Search the records below for the word "their" and show every line where it occurs.
⁂
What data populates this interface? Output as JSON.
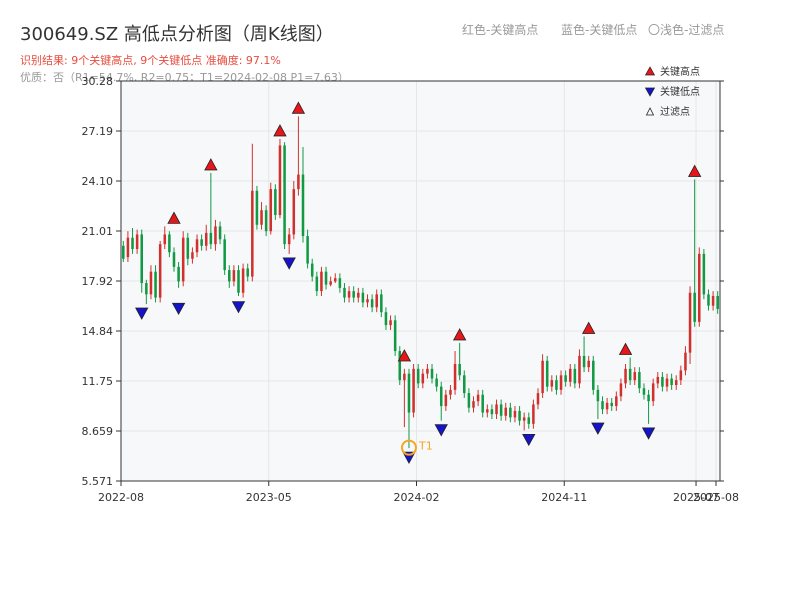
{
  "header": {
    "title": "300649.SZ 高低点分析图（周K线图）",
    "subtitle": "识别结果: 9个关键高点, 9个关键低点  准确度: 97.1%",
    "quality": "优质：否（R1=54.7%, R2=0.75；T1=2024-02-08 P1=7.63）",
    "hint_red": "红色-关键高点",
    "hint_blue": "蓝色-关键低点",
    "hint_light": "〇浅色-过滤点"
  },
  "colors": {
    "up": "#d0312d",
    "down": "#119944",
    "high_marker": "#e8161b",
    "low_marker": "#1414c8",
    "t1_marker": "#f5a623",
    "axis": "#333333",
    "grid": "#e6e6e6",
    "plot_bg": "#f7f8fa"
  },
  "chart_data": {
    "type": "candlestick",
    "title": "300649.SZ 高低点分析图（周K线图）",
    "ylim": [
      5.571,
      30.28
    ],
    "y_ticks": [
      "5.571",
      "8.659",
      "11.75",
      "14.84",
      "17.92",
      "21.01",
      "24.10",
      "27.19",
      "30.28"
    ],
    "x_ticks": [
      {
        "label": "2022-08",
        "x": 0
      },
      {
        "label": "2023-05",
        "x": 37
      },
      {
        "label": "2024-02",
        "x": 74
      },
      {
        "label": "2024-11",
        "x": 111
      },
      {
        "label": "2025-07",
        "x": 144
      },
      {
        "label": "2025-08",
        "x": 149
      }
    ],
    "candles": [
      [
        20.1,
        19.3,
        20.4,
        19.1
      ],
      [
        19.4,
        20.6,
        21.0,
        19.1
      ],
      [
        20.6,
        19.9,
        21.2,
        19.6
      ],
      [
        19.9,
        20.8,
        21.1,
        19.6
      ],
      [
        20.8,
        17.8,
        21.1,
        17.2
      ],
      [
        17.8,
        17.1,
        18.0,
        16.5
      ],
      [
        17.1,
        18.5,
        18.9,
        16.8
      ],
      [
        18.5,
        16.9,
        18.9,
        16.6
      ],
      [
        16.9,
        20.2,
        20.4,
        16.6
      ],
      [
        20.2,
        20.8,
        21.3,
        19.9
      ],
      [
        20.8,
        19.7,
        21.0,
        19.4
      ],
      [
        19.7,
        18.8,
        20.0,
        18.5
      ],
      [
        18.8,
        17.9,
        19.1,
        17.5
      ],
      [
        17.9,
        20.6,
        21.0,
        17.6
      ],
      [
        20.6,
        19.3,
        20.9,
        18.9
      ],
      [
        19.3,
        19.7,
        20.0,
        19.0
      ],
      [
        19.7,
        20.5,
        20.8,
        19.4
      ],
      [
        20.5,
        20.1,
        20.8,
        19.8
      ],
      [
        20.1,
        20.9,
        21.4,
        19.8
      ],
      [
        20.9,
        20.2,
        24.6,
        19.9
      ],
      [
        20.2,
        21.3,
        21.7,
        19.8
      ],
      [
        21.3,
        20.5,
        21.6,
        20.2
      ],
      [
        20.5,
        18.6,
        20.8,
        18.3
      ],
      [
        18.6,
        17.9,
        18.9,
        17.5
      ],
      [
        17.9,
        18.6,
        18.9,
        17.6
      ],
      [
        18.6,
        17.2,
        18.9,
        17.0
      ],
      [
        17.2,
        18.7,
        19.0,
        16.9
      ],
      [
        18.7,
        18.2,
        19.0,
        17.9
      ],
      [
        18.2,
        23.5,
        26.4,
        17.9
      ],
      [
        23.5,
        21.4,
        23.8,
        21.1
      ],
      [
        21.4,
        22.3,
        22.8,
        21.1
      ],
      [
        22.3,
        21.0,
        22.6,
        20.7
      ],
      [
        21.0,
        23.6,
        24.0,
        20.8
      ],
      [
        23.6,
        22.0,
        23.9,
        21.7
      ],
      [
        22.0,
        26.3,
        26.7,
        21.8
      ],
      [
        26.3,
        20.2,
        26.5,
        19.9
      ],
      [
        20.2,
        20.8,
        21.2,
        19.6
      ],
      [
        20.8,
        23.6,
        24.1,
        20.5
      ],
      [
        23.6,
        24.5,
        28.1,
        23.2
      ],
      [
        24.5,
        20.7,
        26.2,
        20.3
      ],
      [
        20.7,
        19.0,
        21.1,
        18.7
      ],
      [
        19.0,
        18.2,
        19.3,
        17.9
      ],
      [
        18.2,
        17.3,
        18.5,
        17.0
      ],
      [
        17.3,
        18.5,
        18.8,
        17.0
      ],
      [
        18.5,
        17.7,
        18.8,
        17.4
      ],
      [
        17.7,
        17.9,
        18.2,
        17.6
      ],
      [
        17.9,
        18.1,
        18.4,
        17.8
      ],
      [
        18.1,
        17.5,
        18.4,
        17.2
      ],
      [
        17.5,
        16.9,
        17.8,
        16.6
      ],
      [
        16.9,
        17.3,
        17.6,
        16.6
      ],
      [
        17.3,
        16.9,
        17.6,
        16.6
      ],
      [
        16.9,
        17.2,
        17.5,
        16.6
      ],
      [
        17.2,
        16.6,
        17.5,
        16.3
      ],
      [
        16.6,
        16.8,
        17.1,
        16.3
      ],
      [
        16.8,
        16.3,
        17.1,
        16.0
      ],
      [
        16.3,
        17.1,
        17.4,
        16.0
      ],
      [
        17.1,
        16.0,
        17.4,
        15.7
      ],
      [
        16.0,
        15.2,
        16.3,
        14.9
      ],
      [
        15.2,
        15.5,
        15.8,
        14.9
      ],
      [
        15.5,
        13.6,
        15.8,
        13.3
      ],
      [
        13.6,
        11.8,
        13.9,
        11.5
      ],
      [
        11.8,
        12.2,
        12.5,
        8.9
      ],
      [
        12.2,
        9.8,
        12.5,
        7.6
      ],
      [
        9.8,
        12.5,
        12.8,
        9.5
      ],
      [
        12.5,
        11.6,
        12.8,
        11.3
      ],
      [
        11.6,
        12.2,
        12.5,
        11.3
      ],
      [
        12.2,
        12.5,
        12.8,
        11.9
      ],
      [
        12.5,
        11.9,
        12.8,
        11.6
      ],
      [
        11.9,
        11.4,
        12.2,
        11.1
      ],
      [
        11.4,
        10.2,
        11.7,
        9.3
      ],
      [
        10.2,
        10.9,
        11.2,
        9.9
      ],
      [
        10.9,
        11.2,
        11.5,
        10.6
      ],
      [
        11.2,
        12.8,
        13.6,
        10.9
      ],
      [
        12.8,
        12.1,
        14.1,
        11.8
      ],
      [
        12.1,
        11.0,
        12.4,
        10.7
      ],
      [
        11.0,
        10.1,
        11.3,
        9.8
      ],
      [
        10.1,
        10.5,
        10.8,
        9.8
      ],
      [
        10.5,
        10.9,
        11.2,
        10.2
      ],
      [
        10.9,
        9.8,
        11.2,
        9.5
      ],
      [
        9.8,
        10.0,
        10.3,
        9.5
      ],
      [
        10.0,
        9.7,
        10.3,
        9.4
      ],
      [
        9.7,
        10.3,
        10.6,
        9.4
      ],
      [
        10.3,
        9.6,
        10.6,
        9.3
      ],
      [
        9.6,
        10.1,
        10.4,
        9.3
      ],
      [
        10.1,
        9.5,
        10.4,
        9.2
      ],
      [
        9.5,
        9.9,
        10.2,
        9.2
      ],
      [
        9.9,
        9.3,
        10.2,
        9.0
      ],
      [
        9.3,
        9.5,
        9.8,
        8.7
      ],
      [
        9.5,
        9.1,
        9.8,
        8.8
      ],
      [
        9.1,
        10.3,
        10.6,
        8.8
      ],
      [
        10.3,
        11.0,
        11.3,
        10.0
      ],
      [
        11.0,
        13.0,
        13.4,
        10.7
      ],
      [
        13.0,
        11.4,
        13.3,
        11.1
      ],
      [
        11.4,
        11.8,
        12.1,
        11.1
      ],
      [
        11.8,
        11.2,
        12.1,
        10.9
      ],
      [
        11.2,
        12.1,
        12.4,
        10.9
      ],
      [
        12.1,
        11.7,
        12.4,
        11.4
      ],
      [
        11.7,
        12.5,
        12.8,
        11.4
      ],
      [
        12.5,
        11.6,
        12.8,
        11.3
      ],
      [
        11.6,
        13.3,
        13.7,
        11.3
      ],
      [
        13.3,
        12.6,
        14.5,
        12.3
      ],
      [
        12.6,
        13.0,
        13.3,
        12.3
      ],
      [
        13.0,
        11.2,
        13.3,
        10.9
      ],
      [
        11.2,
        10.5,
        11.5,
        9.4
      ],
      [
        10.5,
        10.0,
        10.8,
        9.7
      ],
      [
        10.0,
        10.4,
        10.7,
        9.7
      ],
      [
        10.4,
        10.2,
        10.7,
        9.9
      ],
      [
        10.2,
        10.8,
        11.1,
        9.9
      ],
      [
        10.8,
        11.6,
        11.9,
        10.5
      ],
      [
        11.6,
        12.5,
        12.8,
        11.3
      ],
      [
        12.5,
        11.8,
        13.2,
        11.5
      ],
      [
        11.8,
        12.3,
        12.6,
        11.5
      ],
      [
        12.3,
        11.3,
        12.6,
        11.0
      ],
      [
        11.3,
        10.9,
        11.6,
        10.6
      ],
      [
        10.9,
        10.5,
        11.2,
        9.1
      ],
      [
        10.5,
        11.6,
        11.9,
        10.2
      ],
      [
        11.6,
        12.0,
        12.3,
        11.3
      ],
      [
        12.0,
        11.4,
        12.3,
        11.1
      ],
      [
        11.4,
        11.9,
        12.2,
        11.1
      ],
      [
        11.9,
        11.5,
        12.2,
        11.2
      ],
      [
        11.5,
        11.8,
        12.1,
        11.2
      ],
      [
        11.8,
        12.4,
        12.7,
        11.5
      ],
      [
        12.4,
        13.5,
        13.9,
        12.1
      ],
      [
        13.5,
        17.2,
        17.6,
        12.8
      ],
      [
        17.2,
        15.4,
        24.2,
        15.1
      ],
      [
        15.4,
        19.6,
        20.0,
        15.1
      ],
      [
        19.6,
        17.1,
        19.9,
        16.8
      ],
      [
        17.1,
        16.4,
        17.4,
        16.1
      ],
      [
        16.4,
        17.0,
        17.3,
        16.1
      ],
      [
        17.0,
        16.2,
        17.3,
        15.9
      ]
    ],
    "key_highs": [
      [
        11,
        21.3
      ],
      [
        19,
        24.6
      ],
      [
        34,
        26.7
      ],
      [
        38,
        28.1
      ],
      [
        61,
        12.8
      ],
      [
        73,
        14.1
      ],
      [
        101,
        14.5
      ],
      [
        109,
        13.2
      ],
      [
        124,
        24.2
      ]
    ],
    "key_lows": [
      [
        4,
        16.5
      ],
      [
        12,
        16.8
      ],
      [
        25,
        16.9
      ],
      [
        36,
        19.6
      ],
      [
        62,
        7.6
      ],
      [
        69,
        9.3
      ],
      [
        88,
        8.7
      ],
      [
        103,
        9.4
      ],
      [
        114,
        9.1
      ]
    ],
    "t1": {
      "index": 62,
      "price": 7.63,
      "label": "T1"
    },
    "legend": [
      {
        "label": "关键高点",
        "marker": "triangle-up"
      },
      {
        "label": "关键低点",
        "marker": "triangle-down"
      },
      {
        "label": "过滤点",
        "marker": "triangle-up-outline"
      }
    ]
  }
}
⁂
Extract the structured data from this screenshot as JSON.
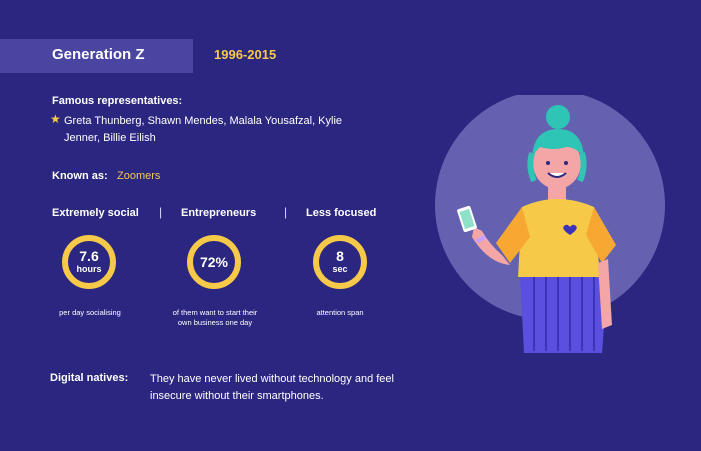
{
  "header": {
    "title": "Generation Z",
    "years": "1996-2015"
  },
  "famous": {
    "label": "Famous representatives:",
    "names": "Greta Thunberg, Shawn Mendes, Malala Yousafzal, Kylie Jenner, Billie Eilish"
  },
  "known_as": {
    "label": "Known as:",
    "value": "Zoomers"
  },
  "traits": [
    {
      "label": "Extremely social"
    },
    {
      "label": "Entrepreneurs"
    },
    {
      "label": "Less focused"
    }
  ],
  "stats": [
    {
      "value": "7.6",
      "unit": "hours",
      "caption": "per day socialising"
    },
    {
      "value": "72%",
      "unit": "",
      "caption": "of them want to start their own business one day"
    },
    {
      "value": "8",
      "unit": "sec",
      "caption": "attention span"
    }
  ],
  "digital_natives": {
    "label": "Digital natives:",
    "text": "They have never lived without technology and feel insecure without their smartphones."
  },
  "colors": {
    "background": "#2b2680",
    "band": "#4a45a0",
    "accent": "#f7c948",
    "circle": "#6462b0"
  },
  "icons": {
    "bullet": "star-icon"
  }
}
⁂
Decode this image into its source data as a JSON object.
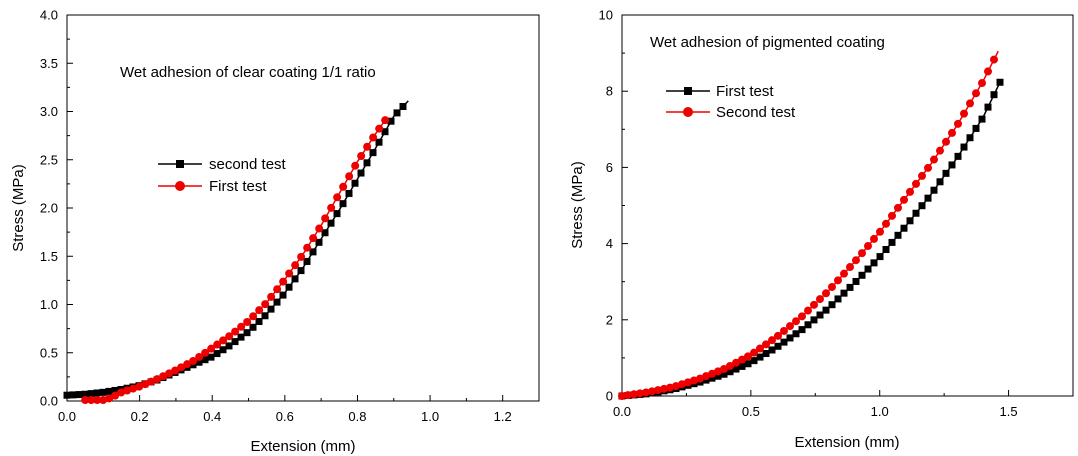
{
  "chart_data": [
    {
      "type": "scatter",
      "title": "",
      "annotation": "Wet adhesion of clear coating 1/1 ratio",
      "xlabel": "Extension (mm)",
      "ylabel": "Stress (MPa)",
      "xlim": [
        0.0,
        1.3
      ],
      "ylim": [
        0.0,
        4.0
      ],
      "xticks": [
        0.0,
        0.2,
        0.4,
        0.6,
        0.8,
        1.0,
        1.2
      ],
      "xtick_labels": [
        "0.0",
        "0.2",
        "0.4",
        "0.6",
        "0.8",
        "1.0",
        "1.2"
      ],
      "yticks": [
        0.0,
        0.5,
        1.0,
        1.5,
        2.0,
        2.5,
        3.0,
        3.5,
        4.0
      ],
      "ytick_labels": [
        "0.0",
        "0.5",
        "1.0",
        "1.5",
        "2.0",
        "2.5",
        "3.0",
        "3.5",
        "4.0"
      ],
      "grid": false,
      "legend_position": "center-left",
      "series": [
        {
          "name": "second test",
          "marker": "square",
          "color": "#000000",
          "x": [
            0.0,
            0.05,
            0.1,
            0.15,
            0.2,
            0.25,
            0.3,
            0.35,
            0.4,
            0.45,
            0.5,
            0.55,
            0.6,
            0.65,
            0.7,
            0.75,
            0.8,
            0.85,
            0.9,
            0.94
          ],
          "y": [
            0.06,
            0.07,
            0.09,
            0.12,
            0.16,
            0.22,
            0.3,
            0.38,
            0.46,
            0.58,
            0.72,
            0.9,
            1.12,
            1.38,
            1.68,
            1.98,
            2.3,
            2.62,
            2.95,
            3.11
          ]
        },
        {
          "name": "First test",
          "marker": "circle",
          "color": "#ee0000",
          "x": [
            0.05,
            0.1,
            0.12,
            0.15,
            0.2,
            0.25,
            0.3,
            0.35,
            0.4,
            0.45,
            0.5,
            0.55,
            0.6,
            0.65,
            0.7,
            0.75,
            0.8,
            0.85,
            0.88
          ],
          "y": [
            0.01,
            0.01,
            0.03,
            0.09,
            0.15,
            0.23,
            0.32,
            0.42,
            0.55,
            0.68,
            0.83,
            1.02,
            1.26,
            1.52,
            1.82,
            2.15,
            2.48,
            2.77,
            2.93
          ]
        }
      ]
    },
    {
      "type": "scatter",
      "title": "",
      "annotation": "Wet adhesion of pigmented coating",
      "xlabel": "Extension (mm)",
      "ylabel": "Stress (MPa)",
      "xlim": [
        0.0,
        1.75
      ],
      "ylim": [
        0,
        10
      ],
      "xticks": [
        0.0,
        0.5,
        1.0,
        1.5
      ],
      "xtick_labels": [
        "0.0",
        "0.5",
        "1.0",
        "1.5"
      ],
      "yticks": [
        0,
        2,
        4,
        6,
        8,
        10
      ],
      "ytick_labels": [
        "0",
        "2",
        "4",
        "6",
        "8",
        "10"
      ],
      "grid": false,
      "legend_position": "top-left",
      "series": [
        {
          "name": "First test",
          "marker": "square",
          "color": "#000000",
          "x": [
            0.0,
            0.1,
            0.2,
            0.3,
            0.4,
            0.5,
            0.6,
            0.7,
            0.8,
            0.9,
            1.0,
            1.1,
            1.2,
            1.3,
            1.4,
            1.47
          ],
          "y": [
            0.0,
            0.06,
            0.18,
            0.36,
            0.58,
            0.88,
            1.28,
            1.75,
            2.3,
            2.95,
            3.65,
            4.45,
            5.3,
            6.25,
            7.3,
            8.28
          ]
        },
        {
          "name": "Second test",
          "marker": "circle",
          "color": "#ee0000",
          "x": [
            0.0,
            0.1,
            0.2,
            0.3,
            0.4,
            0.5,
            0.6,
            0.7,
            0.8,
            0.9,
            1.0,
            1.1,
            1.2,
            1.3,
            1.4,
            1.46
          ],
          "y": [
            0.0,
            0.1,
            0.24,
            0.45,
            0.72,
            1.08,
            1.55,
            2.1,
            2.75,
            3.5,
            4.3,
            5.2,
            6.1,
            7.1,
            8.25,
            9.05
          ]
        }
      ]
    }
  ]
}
⁂
§ **Worked answer**
      "caption": "of them want to start their own business one day"
    "text": "They have never lived without technology and feel insecure without their smartphones."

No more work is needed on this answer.